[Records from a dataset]
[Start]
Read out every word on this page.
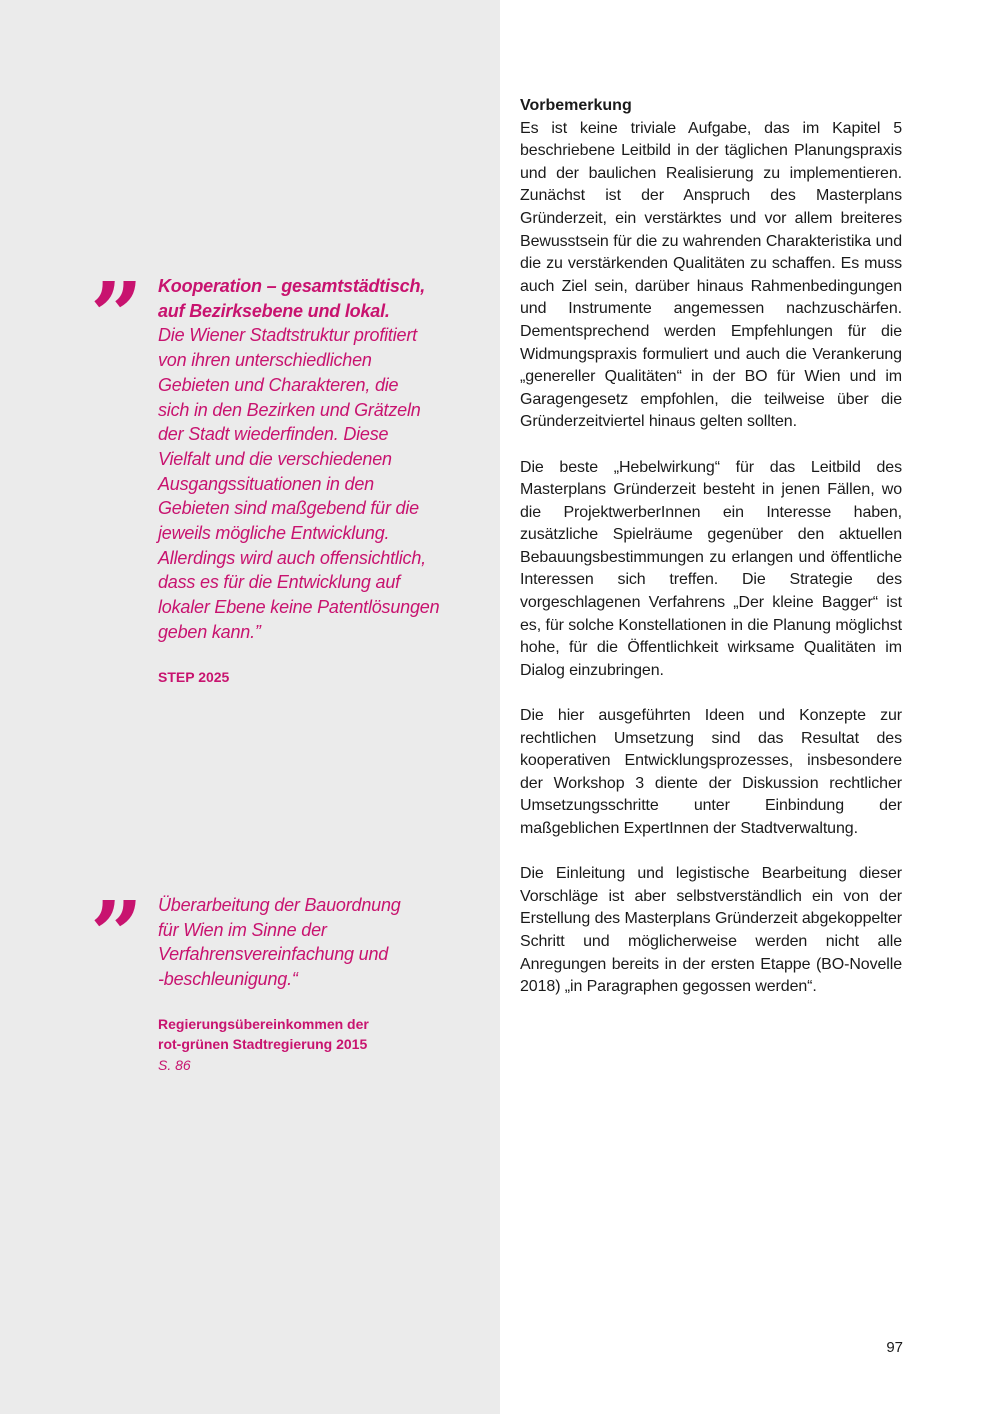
” Kooperation – gesamtstädtisch,
auf Bezirksebene und lokal.

Die Wiener Stadtstruktur profitiert
von ihren unterschiedlichen
Gebieten und Charakteren, die
sich in den Bezirken und Grätzeln
der Stadt wiederfinden. Diese
Vielfalt und die verschiedenen
Ausgangssituationen in den
Gebieten sind maßgebend für die
jeweils mögliche Entwicklung.
Allerdings wird auch offensichtlich,
dass es für die Entwicklung auf
lokaler Ebene keine Patentlösungen
geben kann.”

STEP 2025
” Überarbeitung der Bauordnung
für Wien im Sinne der
Verfahrensvereinfachung und
-beschleunigung.“

Regierungsübereinkommen der
rot-grünen Stadtregierung 2015
S. 86
Vorbemerkung

Es ist keine triviale Aufgabe, das im Kapitel 5 beschriebene Leitbild in der täglichen Planungspraxis und der baulichen Realisierung zu implementieren. Zunächst ist der Anspruch des Masterplans Gründerzeit, ein verstärktes und vor allem breiteres Bewusstsein für die zu wahrenden Charakteristika und die zu verstärkenden Qualitäten zu schaffen. Es muss auch Ziel sein, darüber hinaus Rahmenbedingungen und Instrumente angemessen nachzuschärfen. Dementsprechend werden Empfehlungen für die Widmungspraxis formuliert und auch die Verankerung „genereller Qualitäten“ in der BO für Wien und im Garagengesetz empfohlen, die teilweise über die Gründerzeitviertel hinaus gelten sollten.

Die beste „Hebelwirkung“ für das Leitbild des Masterplans Gründerzeit besteht in jenen Fällen, wo die ProjektwerberInnen ein Interesse haben, zusätzliche Spielräume gegenüber den aktuellen Bebauungsbestimmungen zu erlangen und öffentliche Interessen sich treffen. Die Strategie des vorgeschlagenen Verfahrens „Der kleine Bagger“ ist es, für solche Konstellationen in die Planung möglichst hohe, für die Öffentlichkeit wirksame Qualitäten im Dialog einzubringen.

Die hier ausgeführten Ideen und Konzepte zur rechtlichen Umsetzung sind das Resultat des kooperativen Entwicklungsprozesses, insbesondere der Workshop 3 diente der Diskussion rechtlicher Umsetzungsschritte unter Einbindung der maßgeblichen ExpertInnen der Stadtverwaltung.

Die Einleitung und legistische Bearbeitung dieser Vorschläge ist aber selbstverständlich ein von der Erstellung des Masterplans Gründerzeit abgekoppelter Schritt und möglicherweise werden nicht alle Anregungen bereits in der ersten Etappe (BO-Novelle 2018) „in Paragraphen gegossen werden“.

97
[End]
** Exercise **
Copy each line of the records precisely and drop any images they hold.

** Answer for this exercise **
Read out every word on this page.
” Kooperation – gesamtstädtisch,
auf Bezirksebene und lokal.

Die Wiener Stadtstruktur profitiert
von ihren unterschiedlichen
Gebieten und Charakteren, die
sich in den Bezirken und Grätzeln
der Stadt wiederfinden. Diese
Vielfalt und die verschiedenen
Ausgangssituationen in den
Gebieten sind maßgebend für die
jeweils mögliche Entwicklung.
Allerdings wird auch offensichtlich,
dass es für die Entwicklung auf
lokaler Ebene keine Patentlösungen
geben kann.”

STEP 2025
” Überarbeitung der Bauordnung
für Wien im Sinne der
Verfahrensvereinfachung und
-beschleunigung.“

Regierungsübereinkommen der
rot-grünen Stadtregierung 2015
S. 86
Vorbemerkung

Es ist keine triviale Aufgabe, das im Kapitel 5 beschriebene Leitbild in der täglichen Planungspraxis und der baulichen Realisierung zu implementieren. Zunächst ist der Anspruch des Masterplans Gründerzeit, ein verstärktes und vor allem breiteres Bewusstsein für die zu wahrenden Charakteristika und die zu verstärkenden Qualitäten zu schaffen. Es muss auch Ziel sein, darüber hinaus Rahmenbedingungen und Instrumente angemessen nachzuschärfen. Dementsprechend werden Empfehlungen für die Widmungspraxis formuliert und auch die Verankerung „genereller Qualitäten“ in der BO für Wien und im Garagengesetz empfohlen, die teilweise über die Gründerzeitviertel hinaus gelten sollten.

Die beste „Hebelwirkung“ für das Leitbild des Masterplans Gründerzeit besteht in jenen Fällen, wo die ProjektwerberInnen ein Interesse haben, zusätzliche Spielräume gegenüber den aktuellen Bebauungsbestimmungen zu erlangen und öffentliche Interessen sich treffen. Die Strategie des vorgeschlagenen Verfahrens „Der kleine Bagger“ ist es, für solche Konstellationen in die Planung möglichst hohe, für die Öffentlichkeit wirksame Qualitäten im Dialog einzubringen.

Die hier ausgeführten Ideen und Konzepte zur rechtlichen Umsetzung sind das Resultat des kooperativen Entwicklungsprozesses, insbesondere der Workshop 3 diente der Diskussion rechtlicher Umsetzungsschritte unter Einbindung der maßgeblichen ExpertInnen der Stadtverwaltung.

Die Einleitung und legistische Bearbeitung dieser Vorschläge ist aber selbstverständlich ein von der Erstellung des Masterplans Gründerzeit abgekoppelter Schritt und möglicherweise werden nicht alle Anregungen bereits in der ersten Etappe (BO-Novelle 2018) „in Paragraphen gegossen werden“.

97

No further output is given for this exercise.